Directions for this task.
Copy out each line containing "Transfer" from the entries below.

(Dataset records)
────────────────

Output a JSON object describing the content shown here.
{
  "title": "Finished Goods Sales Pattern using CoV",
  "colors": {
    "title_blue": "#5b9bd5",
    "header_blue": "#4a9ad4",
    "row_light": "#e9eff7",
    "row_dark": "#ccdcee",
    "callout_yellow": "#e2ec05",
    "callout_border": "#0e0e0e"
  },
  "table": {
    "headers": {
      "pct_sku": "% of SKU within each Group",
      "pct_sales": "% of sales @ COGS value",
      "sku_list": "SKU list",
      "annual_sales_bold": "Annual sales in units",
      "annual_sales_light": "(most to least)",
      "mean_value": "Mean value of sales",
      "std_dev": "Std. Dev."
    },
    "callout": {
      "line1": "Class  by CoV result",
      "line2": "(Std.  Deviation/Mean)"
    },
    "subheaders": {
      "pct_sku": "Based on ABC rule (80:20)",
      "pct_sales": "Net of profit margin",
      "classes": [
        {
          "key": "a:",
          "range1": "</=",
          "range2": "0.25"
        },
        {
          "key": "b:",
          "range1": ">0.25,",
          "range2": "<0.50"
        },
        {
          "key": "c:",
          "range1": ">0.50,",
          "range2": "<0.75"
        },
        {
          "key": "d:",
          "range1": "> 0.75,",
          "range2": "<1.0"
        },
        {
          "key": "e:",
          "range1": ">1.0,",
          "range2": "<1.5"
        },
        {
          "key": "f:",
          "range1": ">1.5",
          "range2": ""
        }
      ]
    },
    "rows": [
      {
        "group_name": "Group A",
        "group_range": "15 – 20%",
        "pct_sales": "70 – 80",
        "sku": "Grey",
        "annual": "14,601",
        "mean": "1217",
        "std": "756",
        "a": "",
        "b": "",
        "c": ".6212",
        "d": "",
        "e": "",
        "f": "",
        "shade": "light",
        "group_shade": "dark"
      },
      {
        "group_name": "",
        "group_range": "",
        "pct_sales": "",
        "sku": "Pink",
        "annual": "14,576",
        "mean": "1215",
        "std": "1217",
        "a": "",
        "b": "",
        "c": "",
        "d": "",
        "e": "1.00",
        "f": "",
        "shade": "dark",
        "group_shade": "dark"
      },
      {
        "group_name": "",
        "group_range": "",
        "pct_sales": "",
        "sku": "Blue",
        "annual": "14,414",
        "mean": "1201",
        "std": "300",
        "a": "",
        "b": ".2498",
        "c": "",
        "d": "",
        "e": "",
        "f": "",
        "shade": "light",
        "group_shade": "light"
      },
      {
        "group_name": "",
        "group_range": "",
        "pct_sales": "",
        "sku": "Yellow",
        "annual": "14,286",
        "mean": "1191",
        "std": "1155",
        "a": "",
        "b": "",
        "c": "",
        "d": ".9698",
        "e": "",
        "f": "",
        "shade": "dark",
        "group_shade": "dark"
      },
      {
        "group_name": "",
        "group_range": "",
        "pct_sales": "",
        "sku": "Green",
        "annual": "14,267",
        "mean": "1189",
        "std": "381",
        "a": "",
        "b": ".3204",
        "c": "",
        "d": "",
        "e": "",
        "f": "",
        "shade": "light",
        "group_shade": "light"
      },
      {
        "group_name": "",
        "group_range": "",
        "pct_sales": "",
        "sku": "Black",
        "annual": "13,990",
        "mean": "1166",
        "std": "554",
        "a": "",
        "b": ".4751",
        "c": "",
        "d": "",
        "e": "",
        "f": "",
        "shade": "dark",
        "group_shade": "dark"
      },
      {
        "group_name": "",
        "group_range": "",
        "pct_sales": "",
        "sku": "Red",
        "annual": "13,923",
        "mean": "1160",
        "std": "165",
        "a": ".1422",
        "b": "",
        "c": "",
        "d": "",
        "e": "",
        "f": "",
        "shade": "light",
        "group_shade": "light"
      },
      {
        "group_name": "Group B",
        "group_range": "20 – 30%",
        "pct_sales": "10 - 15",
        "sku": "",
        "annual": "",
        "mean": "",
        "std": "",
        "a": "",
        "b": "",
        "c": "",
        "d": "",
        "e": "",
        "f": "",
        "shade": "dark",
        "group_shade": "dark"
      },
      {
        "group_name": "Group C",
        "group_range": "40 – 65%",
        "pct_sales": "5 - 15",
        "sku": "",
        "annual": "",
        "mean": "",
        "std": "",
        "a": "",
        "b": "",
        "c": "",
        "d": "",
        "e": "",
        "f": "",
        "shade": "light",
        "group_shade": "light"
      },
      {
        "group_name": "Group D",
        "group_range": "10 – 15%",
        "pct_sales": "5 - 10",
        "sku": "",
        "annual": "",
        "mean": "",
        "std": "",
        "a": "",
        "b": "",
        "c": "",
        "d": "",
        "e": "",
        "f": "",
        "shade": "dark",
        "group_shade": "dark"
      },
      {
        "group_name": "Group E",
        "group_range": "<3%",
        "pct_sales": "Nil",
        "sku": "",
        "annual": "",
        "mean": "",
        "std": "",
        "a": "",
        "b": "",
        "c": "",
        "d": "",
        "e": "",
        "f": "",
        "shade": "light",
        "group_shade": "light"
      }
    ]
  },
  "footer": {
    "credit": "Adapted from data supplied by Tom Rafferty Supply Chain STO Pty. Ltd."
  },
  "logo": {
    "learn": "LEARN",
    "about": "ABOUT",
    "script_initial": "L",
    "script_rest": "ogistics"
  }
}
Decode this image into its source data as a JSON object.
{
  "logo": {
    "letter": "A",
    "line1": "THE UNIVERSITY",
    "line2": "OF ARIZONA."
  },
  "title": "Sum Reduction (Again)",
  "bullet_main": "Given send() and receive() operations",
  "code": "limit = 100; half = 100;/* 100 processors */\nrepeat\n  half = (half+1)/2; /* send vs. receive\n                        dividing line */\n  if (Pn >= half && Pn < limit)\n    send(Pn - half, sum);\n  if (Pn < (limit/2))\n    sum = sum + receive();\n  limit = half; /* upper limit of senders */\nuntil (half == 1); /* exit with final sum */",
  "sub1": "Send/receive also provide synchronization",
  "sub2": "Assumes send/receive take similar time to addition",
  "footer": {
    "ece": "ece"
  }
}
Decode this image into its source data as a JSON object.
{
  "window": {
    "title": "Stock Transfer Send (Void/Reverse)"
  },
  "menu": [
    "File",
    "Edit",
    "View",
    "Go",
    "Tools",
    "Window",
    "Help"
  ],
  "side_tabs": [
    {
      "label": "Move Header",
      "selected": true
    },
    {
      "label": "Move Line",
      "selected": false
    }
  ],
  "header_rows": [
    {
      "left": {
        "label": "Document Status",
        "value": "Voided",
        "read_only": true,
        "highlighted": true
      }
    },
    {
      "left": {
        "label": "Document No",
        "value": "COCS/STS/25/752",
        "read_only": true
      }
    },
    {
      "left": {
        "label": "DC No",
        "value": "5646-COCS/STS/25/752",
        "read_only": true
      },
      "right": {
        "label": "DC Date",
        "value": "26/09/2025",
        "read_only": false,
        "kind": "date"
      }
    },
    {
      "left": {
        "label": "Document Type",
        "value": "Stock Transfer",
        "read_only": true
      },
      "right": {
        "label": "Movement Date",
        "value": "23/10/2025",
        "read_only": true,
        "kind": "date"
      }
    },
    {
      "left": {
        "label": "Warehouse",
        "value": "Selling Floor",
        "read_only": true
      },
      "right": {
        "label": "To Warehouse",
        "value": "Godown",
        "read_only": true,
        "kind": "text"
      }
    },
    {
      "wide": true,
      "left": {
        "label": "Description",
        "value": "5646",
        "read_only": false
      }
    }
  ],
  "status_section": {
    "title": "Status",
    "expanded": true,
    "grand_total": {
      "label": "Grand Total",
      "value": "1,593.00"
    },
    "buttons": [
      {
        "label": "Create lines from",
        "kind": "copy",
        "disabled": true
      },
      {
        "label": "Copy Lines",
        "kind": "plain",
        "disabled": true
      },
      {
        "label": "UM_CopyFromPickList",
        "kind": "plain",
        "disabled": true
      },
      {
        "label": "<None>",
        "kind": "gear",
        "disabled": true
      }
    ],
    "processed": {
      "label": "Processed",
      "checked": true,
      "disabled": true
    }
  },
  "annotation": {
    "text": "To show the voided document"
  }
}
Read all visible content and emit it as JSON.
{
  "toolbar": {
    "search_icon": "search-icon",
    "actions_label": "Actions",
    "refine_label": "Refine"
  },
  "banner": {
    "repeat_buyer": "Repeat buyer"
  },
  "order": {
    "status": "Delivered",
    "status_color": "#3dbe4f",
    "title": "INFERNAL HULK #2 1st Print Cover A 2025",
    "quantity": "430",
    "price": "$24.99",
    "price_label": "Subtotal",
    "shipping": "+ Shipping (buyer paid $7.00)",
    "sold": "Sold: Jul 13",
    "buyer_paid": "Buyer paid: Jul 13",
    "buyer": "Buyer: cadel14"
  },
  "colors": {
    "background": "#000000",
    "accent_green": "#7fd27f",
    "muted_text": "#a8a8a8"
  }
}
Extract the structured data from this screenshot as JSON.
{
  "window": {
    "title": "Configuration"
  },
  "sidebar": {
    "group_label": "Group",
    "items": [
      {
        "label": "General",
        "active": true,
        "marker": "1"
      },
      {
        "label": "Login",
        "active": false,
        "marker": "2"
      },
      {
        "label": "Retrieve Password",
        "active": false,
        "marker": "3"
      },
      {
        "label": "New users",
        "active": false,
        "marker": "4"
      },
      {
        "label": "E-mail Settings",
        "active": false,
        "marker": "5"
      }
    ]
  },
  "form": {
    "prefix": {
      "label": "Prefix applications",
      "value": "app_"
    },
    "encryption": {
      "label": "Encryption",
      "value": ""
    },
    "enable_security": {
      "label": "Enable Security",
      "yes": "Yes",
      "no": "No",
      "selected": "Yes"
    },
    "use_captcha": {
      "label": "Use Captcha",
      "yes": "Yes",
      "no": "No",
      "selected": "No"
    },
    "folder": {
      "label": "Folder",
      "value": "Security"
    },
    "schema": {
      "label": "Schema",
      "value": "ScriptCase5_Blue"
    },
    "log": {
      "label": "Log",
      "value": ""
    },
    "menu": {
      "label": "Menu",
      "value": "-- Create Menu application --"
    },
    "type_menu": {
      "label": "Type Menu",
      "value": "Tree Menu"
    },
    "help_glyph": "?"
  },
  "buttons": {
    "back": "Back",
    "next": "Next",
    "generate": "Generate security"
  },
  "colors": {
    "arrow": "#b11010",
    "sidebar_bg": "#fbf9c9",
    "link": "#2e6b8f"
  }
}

────────────────

Problem solution.
    "title": "Stock Transfer Send (Void/Reverse)"
        "value": "Stock Transfer",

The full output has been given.